Ms. Lewis said she’s seen people on crack walking their kids to school. “We had parents who came into our office who were clearly strung out,” she added. “They could not read or write, but they got themselves there and said, ‘I need help on this application’ for their son or daughter. Families do want the best for their children. If they have a chance, they don’t want their kids to inherit their problems. ... These aspirations are so underserved.”

Ms. Lewis said that she and her colleagues would meet with parents begging to get their kids in, help them fill out the applications and then, after the parents left, go into their offices, shut the door and cry.

Tony Cherry’s son Noah, an 11-year-old from Baltimore County, was one of the lucky ones whose number got pulled. “His teacher said if he got picked they’re going to have a party for him,” said Mr. Cherry. “This is a good opportunity. It’s going to give him a chance. ... Wish they could take all of them.”

Not everyone selected was in attendance, said Carol Beck, SEED’s director of new schools development. So, on Monday SEED notified those who had won. “We called one school counselor the next day and told her that so-and-so was chosen,” said Ms. Beck, “and she said: ‘Thank you. You have just saved this child’s life.’ ”

■ LISTED RECORDS:

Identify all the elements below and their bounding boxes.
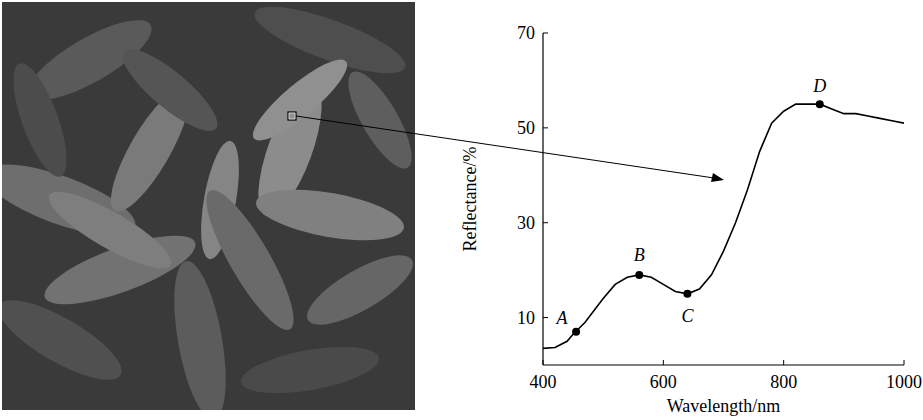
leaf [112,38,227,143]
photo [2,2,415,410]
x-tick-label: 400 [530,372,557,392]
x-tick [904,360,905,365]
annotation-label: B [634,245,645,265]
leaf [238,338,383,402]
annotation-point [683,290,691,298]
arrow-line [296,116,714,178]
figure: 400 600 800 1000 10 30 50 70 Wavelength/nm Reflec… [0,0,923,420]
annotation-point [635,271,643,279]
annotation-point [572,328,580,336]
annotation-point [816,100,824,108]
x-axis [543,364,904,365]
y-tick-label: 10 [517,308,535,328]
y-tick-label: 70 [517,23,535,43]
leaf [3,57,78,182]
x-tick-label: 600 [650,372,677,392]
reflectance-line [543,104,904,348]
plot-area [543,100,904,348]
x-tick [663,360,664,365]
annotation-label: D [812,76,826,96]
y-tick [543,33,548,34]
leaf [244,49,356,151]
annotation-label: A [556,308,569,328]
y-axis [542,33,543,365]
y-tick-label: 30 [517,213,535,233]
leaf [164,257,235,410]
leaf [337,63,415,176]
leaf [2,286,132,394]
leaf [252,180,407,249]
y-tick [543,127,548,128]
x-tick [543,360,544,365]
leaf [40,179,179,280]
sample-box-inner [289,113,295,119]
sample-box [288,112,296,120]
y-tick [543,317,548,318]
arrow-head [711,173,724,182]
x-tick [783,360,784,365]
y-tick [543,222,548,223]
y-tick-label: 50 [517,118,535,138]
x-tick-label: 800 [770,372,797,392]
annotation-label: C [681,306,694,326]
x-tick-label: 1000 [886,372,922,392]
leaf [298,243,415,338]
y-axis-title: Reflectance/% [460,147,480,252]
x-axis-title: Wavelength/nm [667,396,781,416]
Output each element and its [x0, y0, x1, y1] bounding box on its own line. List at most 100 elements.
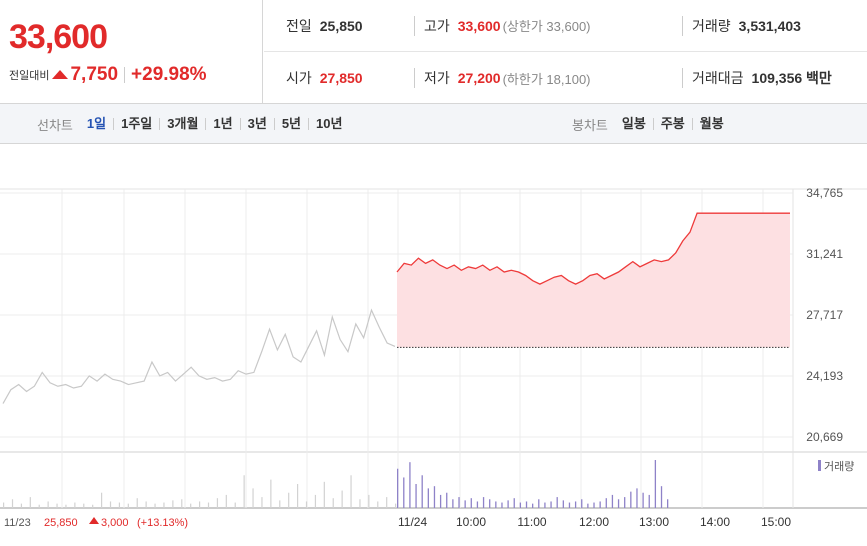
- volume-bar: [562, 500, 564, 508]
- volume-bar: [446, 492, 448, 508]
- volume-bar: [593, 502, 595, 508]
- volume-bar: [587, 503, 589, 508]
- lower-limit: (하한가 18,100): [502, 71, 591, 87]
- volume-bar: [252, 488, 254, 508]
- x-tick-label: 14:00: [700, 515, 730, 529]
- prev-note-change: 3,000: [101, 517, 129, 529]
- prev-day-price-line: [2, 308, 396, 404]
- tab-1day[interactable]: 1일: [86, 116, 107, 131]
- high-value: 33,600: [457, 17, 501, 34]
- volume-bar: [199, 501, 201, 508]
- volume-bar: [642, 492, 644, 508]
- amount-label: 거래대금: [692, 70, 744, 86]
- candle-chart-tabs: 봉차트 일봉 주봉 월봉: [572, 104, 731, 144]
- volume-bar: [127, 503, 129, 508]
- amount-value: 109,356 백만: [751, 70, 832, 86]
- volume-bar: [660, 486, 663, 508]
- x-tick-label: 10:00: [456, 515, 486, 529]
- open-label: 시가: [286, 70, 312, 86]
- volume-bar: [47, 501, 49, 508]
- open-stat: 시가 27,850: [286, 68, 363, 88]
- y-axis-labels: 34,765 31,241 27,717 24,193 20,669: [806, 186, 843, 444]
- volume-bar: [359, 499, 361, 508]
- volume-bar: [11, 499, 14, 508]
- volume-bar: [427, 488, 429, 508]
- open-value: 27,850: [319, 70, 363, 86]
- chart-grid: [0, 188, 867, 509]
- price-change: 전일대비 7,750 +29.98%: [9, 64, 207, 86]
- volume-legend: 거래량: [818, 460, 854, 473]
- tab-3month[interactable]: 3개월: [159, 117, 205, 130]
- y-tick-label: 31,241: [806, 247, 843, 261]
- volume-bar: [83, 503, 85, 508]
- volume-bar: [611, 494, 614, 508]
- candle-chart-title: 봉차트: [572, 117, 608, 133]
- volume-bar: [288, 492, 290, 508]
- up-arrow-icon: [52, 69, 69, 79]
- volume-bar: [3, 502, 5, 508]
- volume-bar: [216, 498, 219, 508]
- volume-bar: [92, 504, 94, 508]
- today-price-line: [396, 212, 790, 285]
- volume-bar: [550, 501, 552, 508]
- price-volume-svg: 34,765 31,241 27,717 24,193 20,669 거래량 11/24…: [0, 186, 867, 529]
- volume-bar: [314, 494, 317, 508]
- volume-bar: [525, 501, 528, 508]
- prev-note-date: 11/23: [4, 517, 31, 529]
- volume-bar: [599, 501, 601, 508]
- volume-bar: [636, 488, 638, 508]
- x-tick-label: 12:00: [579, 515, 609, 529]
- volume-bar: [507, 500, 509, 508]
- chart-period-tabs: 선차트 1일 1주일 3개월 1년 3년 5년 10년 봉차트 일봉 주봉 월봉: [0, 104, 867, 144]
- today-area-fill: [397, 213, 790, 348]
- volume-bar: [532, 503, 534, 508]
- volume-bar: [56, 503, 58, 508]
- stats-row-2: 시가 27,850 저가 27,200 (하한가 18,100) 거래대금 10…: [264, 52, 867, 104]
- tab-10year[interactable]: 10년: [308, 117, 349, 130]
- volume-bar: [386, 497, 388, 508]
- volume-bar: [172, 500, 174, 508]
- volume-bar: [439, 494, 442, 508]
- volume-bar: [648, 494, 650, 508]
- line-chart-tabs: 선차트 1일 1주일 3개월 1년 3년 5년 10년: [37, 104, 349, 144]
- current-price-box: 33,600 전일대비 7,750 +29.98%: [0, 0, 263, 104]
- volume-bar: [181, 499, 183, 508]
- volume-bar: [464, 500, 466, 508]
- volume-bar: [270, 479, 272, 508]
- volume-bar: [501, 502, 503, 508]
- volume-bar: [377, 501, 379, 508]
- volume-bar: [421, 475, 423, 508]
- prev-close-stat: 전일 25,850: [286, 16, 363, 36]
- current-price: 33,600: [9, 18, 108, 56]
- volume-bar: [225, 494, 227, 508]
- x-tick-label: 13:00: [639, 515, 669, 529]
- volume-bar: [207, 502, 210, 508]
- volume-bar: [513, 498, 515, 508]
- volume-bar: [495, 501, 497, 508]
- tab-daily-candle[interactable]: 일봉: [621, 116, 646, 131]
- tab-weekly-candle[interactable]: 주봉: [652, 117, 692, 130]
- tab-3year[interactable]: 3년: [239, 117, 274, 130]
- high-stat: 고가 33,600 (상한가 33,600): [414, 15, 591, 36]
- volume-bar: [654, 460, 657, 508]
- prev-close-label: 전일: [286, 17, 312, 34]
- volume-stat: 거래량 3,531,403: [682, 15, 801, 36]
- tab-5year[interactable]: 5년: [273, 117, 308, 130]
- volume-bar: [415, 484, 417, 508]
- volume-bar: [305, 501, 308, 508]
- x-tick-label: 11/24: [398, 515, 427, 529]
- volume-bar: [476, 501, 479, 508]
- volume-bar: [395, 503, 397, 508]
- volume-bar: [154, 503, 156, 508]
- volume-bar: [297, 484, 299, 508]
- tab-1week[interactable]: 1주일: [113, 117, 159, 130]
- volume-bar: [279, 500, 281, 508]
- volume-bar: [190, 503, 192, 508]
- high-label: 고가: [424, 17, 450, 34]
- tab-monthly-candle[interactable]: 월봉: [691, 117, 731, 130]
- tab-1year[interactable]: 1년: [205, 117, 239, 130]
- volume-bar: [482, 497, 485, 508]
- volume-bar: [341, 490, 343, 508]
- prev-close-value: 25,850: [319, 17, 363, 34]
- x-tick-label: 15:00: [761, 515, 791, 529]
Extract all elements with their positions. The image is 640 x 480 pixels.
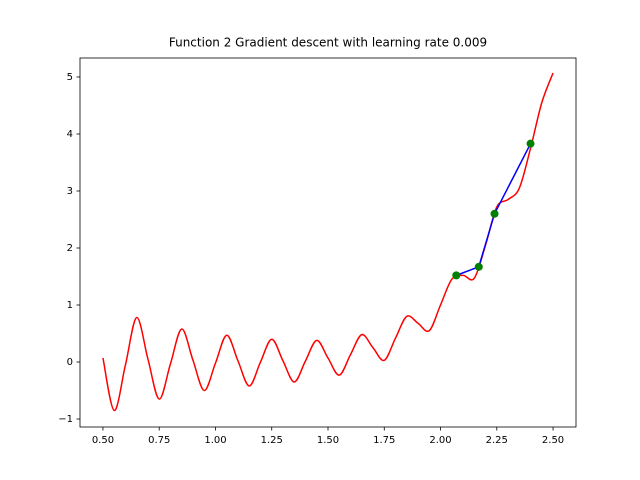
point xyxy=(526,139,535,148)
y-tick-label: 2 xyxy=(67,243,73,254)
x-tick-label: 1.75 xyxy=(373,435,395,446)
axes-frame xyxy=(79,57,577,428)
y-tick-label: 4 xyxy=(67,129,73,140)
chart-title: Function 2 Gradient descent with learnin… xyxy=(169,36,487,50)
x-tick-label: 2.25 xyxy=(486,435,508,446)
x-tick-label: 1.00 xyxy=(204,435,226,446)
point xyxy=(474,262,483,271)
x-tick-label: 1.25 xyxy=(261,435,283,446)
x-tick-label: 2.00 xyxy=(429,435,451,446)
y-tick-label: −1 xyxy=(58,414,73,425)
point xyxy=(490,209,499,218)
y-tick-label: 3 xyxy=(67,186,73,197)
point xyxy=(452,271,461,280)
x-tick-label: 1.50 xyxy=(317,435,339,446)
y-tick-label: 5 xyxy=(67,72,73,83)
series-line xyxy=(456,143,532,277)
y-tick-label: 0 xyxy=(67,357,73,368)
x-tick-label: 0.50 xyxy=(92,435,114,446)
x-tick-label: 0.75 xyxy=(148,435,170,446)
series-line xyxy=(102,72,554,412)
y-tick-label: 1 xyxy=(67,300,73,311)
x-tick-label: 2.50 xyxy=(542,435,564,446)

■ PROBLEM SET:
[1] Summarize the SEED admissions passage in two sentences.
[2] Rewrite the part of the SEED admissions passage that opens with the words containing "Ms. Lewis said that" and closes with "door and cry.", putting "coworkers" in place of "colleagues".

■ ANSWERS TO EACH TASK:
[1] Ms. Lewis described parents, some clearly strung out or unable to read or write, coming to her office for help with applications for their children, and she said that she and her colleagues would cry behind closed doors after helping parents who begged to get their kids in. Tony Cherry's son Noah was one of those whose number got pulled, and SEED's Carol Beck recalled a school counselor saying that a child's selection had saved that child's life.

[2]
Ms. Lewis said that she and her coworkers would meet with parents begging to get their kids in, help them fill out the applications and then, after the parents left, go into their offices, shut the door and cry.